[The exercise] Your answer should be one number: how many lines of the records hold the string "Document".

-- START Exercise material --

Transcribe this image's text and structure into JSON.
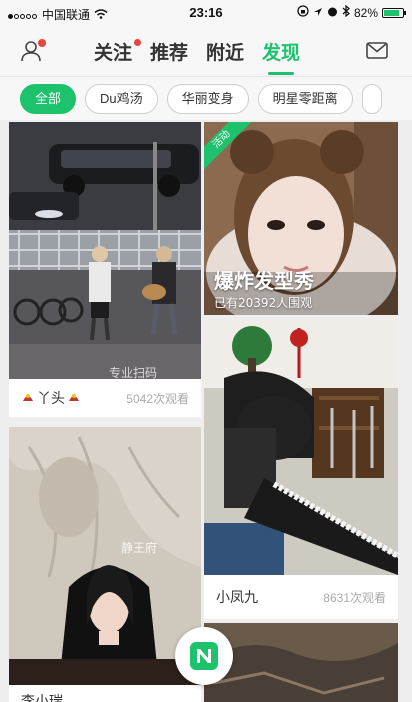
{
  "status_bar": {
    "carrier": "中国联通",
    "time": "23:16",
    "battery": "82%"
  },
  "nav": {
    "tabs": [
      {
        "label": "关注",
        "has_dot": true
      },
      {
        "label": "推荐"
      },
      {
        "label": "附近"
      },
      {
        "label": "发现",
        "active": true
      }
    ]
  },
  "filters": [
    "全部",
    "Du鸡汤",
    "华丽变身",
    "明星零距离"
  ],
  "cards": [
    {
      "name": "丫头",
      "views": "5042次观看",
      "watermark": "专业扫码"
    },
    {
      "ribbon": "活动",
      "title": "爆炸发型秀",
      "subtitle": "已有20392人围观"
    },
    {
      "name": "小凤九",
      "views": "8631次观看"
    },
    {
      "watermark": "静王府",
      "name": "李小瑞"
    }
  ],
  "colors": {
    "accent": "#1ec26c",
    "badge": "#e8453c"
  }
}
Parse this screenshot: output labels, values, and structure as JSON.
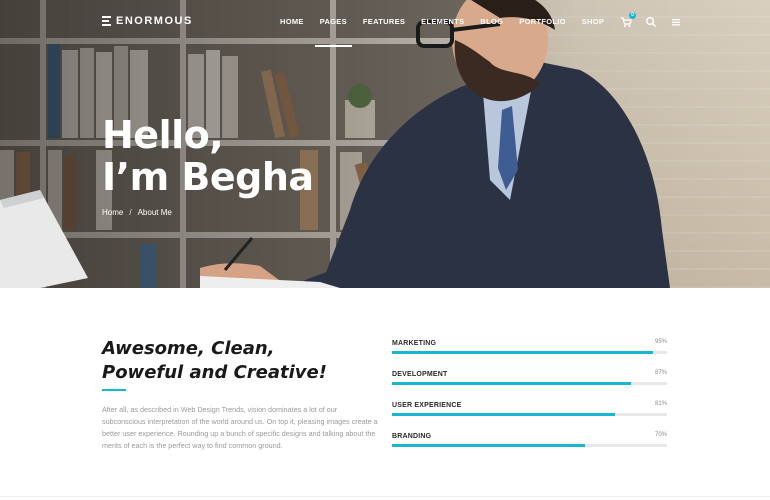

-- END Exercise material --
-- START Exercise material --

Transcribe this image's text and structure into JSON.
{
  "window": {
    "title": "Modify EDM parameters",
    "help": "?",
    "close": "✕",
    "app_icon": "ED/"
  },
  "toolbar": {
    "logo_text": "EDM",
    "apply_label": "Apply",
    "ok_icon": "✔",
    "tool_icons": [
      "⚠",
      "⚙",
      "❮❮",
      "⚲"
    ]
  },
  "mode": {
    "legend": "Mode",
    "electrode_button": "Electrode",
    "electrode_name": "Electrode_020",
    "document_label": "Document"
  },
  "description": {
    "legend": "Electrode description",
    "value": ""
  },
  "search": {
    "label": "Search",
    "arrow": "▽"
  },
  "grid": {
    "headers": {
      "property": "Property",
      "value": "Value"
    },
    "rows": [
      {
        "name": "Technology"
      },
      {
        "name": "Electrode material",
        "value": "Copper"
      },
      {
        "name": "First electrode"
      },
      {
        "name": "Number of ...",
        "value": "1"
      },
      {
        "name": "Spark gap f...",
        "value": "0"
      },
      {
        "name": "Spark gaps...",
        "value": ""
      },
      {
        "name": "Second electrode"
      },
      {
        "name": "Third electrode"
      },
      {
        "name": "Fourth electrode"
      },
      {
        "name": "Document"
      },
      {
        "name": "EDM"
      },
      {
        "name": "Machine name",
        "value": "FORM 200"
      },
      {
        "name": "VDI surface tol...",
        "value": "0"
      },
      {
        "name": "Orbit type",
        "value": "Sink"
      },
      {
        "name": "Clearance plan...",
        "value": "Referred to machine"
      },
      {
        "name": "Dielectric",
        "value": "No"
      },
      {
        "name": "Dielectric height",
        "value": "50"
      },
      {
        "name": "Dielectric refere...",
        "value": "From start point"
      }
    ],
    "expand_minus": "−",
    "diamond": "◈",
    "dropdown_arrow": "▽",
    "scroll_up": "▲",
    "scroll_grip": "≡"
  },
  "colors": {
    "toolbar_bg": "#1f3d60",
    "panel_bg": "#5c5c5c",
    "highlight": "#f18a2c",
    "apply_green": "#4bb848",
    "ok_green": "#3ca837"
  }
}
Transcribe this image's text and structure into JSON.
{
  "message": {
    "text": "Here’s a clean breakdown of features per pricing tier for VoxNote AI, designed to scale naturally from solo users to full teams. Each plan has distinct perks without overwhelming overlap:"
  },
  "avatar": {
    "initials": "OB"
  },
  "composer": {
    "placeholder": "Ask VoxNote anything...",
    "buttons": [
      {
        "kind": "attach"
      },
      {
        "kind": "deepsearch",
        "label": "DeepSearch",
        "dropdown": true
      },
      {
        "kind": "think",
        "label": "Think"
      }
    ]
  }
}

-- END Exercise material --

[Written response] 2